Exactly repeat the material, dropping only the pictures.

Records that describe figures:
▽

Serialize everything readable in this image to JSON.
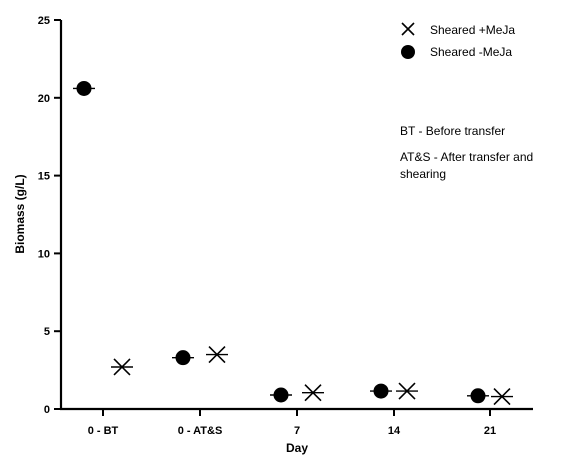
{
  "chart_data": {
    "type": "scatter",
    "title": "",
    "xlabel": "Day",
    "ylabel": "Biomass (g/L)",
    "ylim": [
      0,
      25
    ],
    "yticks": [
      0,
      5,
      10,
      15,
      20,
      25
    ],
    "categories": [
      "0 - BT",
      "0 - AT&S",
      "7",
      "14",
      "21"
    ],
    "series": [
      {
        "name": "Sheared +MeJa",
        "marker": "cross",
        "color": "#000000",
        "values": [
          2.7,
          3.5,
          1.05,
          1.15,
          0.8
        ]
      },
      {
        "name": "Sheared -MeJa",
        "marker": "circle",
        "color": "#000000",
        "values": [
          20.6,
          3.3,
          0.9,
          1.15,
          0.85
        ]
      }
    ],
    "legend_position": "top-right",
    "grid": false,
    "annotations": [
      "BT - Before transfer",
      "AT&S - After transfer and",
      "shearing"
    ]
  }
}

△

▶ _Correct response_
Serialize everything readable in this image to JSON.
{
  "chart_data": {
    "type": "scatter",
    "title": "",
    "xlabel": "Day",
    "ylabel": "Biomass (g/L)",
    "ylim": [
      0,
      25
    ],
    "yticks": [
      0,
      5,
      10,
      15,
      20,
      25
    ],
    "categories": [
      "0 - BT",
      "0 - AT&S",
      "7",
      "14",
      "21"
    ],
    "series": [
      {
        "name": "Sheared +MeJa",
        "marker": "cross",
        "color": "#000000",
        "values": [
          2.7,
          3.5,
          1.05,
          1.15,
          0.8
        ]
      },
      {
        "name": "Sheared -MeJa",
        "marker": "circle",
        "color": "#000000",
        "values": [
          20.6,
          3.3,
          0.9,
          1.15,
          0.85
        ]
      }
    ],
    "legend_position": "top-right",
    "grid": false,
    "annotations": [
      "BT - Before transfer",
      "AT&S - After transfer and",
      "shearing"
    ]
  }
}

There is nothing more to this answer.